Written task:
Copy out all lines with the word "this" in them.

Data supplied:
>>>
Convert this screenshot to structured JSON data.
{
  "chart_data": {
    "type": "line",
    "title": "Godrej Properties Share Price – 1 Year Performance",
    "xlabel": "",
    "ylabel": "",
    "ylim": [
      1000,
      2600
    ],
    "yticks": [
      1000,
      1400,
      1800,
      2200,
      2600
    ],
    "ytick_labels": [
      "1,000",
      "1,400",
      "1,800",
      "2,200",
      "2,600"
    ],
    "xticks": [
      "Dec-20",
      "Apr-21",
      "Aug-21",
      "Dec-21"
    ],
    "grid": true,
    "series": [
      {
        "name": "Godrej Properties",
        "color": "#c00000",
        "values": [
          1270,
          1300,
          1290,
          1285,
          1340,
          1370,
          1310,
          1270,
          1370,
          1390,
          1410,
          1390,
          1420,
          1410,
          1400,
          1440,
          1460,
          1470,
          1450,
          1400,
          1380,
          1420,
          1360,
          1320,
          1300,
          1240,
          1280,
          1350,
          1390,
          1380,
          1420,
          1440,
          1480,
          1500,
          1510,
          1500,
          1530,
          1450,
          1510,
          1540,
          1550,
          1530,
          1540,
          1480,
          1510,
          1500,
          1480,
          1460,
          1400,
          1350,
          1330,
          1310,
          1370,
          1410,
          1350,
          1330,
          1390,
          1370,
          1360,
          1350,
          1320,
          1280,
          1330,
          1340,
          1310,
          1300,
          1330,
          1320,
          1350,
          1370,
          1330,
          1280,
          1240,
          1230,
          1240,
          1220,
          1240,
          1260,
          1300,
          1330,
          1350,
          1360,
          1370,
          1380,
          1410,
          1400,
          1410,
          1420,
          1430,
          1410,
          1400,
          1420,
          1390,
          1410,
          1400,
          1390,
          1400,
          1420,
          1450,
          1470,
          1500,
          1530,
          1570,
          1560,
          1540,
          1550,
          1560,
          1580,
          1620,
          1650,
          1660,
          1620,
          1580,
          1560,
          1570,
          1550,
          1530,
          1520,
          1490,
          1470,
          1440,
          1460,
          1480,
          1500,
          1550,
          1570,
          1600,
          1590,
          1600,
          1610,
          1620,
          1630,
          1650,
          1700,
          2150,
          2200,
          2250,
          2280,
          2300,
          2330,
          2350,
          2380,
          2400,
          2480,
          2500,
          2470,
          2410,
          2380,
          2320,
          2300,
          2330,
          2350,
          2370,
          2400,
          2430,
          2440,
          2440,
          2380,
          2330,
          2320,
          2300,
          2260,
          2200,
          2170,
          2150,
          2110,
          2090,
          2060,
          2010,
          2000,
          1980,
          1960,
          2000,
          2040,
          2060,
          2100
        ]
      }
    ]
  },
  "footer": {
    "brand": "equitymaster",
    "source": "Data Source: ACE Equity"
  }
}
<<<
>>>
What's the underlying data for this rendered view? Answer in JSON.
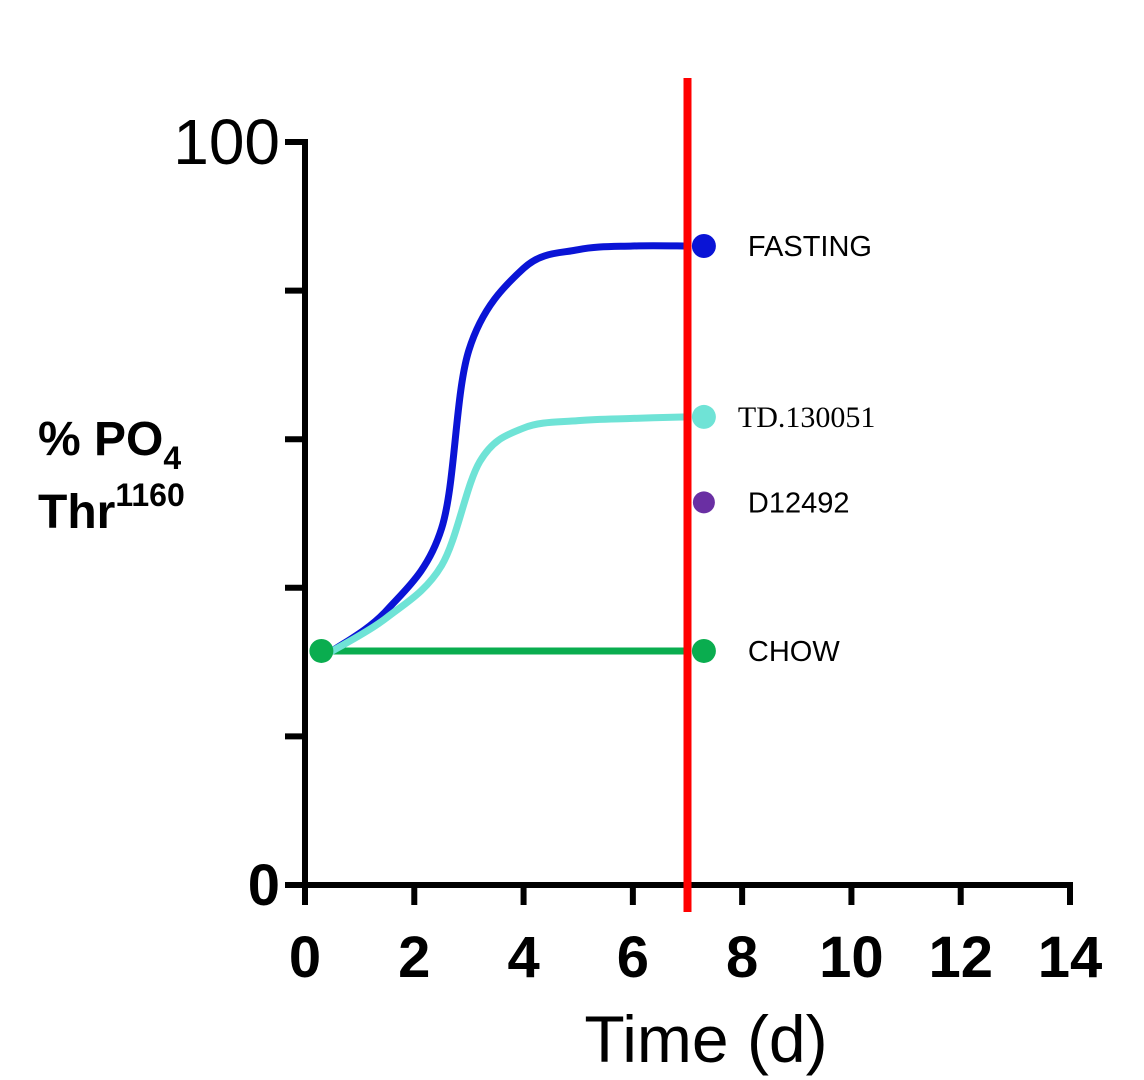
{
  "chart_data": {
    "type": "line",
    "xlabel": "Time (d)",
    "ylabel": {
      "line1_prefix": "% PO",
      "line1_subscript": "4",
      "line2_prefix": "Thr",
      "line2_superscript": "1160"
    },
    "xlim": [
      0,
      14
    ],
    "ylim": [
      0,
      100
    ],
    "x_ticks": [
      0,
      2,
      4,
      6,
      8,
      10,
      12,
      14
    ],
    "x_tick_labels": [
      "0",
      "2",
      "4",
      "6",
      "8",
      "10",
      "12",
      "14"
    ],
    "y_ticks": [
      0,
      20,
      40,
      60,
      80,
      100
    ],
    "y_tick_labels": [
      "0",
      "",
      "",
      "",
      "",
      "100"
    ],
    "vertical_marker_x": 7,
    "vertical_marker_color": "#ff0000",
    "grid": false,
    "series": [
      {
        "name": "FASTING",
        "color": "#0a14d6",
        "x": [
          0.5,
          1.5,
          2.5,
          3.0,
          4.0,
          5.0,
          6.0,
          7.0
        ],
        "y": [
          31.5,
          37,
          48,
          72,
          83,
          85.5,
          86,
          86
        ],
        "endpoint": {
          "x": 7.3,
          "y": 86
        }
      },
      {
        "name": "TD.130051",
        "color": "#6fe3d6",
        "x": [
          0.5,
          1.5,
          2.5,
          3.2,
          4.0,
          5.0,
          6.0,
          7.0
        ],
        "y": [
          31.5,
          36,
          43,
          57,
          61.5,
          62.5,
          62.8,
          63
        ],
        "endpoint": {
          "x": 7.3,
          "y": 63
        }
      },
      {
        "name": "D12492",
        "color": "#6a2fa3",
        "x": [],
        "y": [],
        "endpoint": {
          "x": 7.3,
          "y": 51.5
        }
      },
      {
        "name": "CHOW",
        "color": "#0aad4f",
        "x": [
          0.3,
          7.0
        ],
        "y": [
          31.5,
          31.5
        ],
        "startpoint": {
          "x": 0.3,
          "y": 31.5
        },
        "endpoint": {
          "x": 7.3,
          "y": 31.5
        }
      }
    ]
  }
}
<<<
Exercise result:
Convert this screenshot to structured JSON data.
What's the underlying data for this rendered view? Answer in JSON.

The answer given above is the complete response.